Start Data to use
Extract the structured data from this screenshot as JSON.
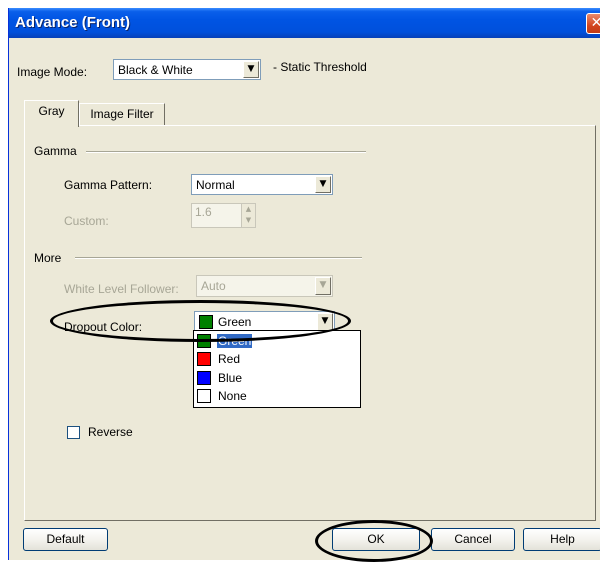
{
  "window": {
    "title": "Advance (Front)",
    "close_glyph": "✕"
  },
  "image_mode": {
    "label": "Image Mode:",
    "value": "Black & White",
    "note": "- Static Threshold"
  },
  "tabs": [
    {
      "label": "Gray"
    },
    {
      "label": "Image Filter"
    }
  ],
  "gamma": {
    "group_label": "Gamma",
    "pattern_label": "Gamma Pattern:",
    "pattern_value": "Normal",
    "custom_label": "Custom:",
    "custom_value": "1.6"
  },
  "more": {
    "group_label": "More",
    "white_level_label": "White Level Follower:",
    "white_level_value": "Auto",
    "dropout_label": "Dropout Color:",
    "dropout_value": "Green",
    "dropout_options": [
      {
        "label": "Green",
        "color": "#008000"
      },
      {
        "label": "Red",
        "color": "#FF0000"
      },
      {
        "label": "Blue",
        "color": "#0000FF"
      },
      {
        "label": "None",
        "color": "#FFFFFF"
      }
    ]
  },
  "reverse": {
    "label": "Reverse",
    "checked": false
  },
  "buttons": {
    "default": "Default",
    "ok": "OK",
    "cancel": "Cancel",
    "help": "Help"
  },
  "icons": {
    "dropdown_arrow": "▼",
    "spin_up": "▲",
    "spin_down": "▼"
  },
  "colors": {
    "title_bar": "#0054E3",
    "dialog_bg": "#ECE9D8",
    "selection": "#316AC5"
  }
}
End Data to use
**To do:** Quote the records in their entirety, keeping the wording exact and excluding pictures.

**Answer to this exercise:**
Extract the structured data from this screenshot as JSON.
{
  "window": {
    "title": "Advance (Front)",
    "close_glyph": "✕"
  },
  "image_mode": {
    "label": "Image Mode:",
    "value": "Black & White",
    "note": "- Static Threshold"
  },
  "tabs": [
    {
      "label": "Gray"
    },
    {
      "label": "Image Filter"
    }
  ],
  "gamma": {
    "group_label": "Gamma",
    "pattern_label": "Gamma Pattern:",
    "pattern_value": "Normal",
    "custom_label": "Custom:",
    "custom_value": "1.6"
  },
  "more": {
    "group_label": "More",
    "white_level_label": "White Level Follower:",
    "white_level_value": "Auto",
    "dropout_label": "Dropout Color:",
    "dropout_value": "Green",
    "dropout_options": [
      {
        "label": "Green",
        "color": "#008000"
      },
      {
        "label": "Red",
        "color": "#FF0000"
      },
      {
        "label": "Blue",
        "color": "#0000FF"
      },
      {
        "label": "None",
        "color": "#FFFFFF"
      }
    ]
  },
  "reverse": {
    "label": "Reverse",
    "checked": false
  },
  "buttons": {
    "default": "Default",
    "ok": "OK",
    "cancel": "Cancel",
    "help": "Help"
  },
  "icons": {
    "dropdown_arrow": "▼",
    "spin_up": "▲",
    "spin_down": "▼"
  },
  "colors": {
    "title_bar": "#0054E3",
    "dialog_bg": "#ECE9D8",
    "selection": "#316AC5"
  }
}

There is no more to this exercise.